#### Your instructions:
Omit all images. Transcribe the rest of the material below exactly.

#### Entries shown:

+ + + + + + +

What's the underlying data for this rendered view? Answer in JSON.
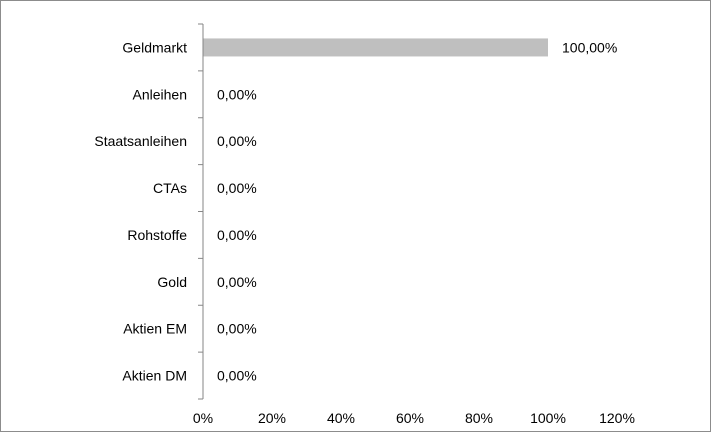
{
  "chart_data": {
    "type": "bar",
    "orientation": "horizontal",
    "categories": [
      "Geldmarkt",
      "Anleihen",
      "Staatsanleihen",
      "CTAs",
      "Rohstoffe",
      "Gold",
      "Aktien EM",
      "Aktien DM"
    ],
    "values": [
      100,
      0,
      0,
      0,
      0,
      0,
      0,
      0
    ],
    "data_labels": [
      "100,00%",
      "0,00%",
      "0,00%",
      "0,00%",
      "0,00%",
      "0,00%",
      "0,00%",
      "0,00%"
    ],
    "x_ticks": [
      "0%",
      "20%",
      "40%",
      "60%",
      "80%",
      "100%",
      "120%"
    ],
    "xlim": [
      0,
      120
    ],
    "unit": "%",
    "grid": false,
    "legend": "none",
    "bar_color": "#bfbfbf",
    "axis_color": "#868686"
  }
}
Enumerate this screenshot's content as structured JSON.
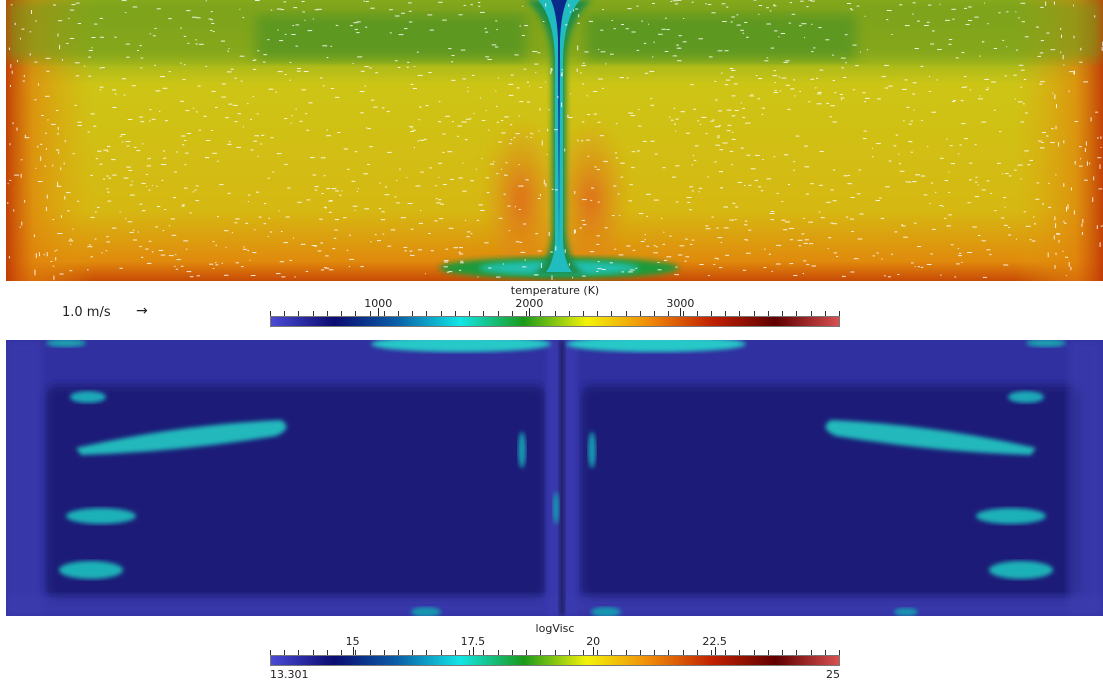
{
  "velocity_scale": {
    "label": "1.0 m/s",
    "arrow": "→"
  },
  "temperature_colorbar": {
    "title": "temperature (K)",
    "ticks": [
      {
        "label": "1000",
        "frac": 0.19
      },
      {
        "label": "2000",
        "frac": 0.455
      },
      {
        "label": "3000",
        "frac": 0.72
      }
    ]
  },
  "viscosity_colorbar": {
    "title": "logVisc",
    "ticks": [
      {
        "label": "15",
        "frac": 0.145
      },
      {
        "label": "17.5",
        "frac": 0.356
      },
      {
        "label": "20",
        "frac": 0.567
      },
      {
        "label": "22.5",
        "frac": 0.78
      }
    ],
    "min_label": "13.301",
    "max_label": "25"
  },
  "colors": {
    "colormap": [
      "#4b4bd6",
      "#0b0b70",
      "#0a5fa8",
      "#12e6e6",
      "#1a9a1a",
      "#f2f20a",
      "#f08a0a",
      "#c02000",
      "#600000",
      "#d85050"
    ],
    "temperature_background": "#c9c216",
    "viscosity_background": "#2a2a88"
  }
}
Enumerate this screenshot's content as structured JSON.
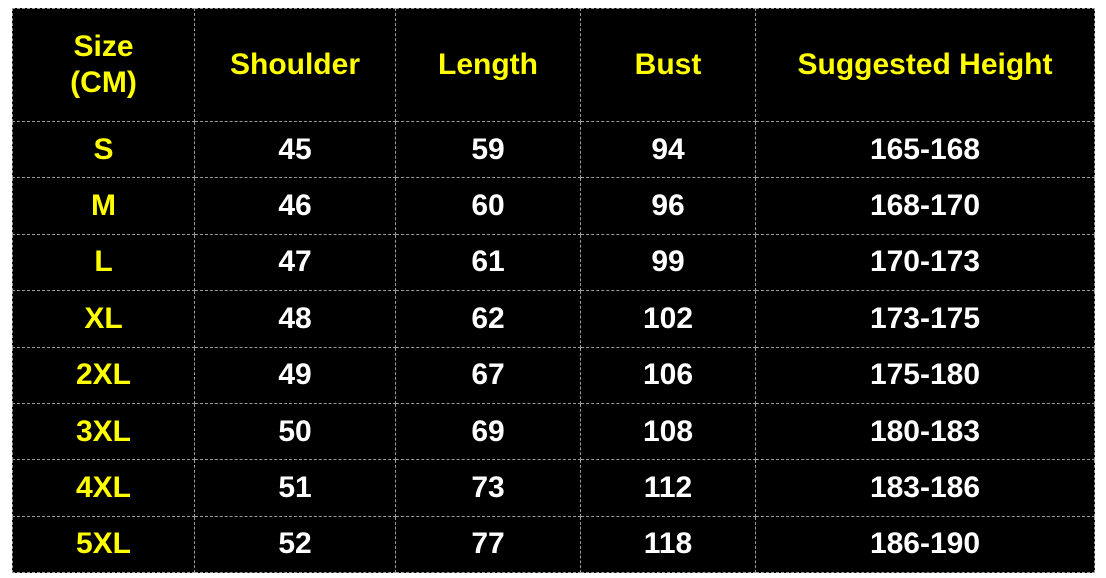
{
  "table": {
    "header": [
      "Size\n(CM)",
      "Shoulder",
      "Length",
      "Bust",
      "Suggested Height"
    ],
    "rows": [
      [
        "S",
        45,
        59,
        94,
        "165-168"
      ],
      [
        "M",
        46,
        60,
        96,
        "168-170"
      ],
      [
        "L",
        47,
        61,
        99,
        "170-173"
      ],
      [
        "XL",
        48,
        62,
        102,
        "173-175"
      ],
      [
        "2XL",
        49,
        67,
        106,
        "175-180"
      ],
      [
        "3XL",
        50,
        69,
        108,
        "180-183"
      ],
      [
        "4XL",
        51,
        73,
        112,
        "183-186"
      ],
      [
        "5XL",
        52,
        77,
        118,
        "186-190"
      ]
    ]
  }
}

+ + + + + + +

#### Result of the exercise:
What's the underlying data for this rendered view? Answer in JSON.
{
  "chart_data": {
    "type": "bar",
    "orientation": "horizontal",
    "categories": [
      "Geldmarkt",
      "Anleihen",
      "Staatsanleihen",
      "CTAs",
      "Rohstoffe",
      "Gold",
      "Aktien EM",
      "Aktien DM"
    ],
    "values": [
      100,
      0,
      0,
      0,
      0,
      0,
      0,
      0
    ],
    "data_labels": [
      "100,00%",
      "0,00%",
      "0,00%",
      "0,00%",
      "0,00%",
      "0,00%",
      "0,00%",
      "0,00%"
    ],
    "x_ticks": [
      "0%",
      "20%",
      "40%",
      "60%",
      "80%",
      "100%",
      "120%"
    ],
    "xlim": [
      0,
      120
    ],
    "unit": "%",
    "grid": false,
    "legend": "none",
    "bar_color": "#bfbfbf",
    "axis_color": "#868686"
  }
}
Enumerate this screenshot's content as structured JSON.
{
  "velocity_scale": {
    "label": "1.0 m/s",
    "arrow": "→"
  },
  "temperature_colorbar": {
    "title": "temperature (K)",
    "ticks": [
      {
        "label": "1000",
        "frac": 0.19
      },
      {
        "label": "2000",
        "frac": 0.455
      },
      {
        "label": "3000",
        "frac": 0.72
      }
    ]
  },
  "viscosity_colorbar": {
    "title": "logVisc",
    "ticks": [
      {
        "label": "15",
        "frac": 0.145
      },
      {
        "label": "17.5",
        "frac": 0.356
      },
      {
        "label": "20",
        "frac": 0.567
      },
      {
        "label": "22.5",
        "frac": 0.78
      }
    ],
    "min_label": "13.301",
    "max_label": "25"
  },
  "colors": {
    "colormap": [
      "#4b4bd6",
      "#0b0b70",
      "#0a5fa8",
      "#12e6e6",
      "#1a9a1a",
      "#f2f20a",
      "#f08a0a",
      "#c02000",
      "#600000",
      "#d85050"
    ],
    "temperature_background": "#c9c216",
    "viscosity_background": "#2a2a88"
  }
}
Enumerate this screenshot's content as structured JSON.
{
  "table": {
    "header": [
      "Size\n(CM)",
      "Shoulder",
      "Length",
      "Bust",
      "Suggested Height"
    ],
    "rows": [
      [
        "S",
        45,
        59,
        94,
        "165-168"
      ],
      [
        "M",
        46,
        60,
        96,
        "168-170"
      ],
      [
        "L",
        47,
        61,
        99,
        "170-173"
      ],
      [
        "XL",
        48,
        62,
        102,
        "173-175"
      ],
      [
        "2XL",
        49,
        67,
        106,
        "175-180"
      ],
      [
        "3XL",
        50,
        69,
        108,
        "180-183"
      ],
      [
        "4XL",
        51,
        73,
        112,
        "183-186"
      ],
      [
        "5XL",
        52,
        77,
        118,
        "186-190"
      ]
    ]
  }
}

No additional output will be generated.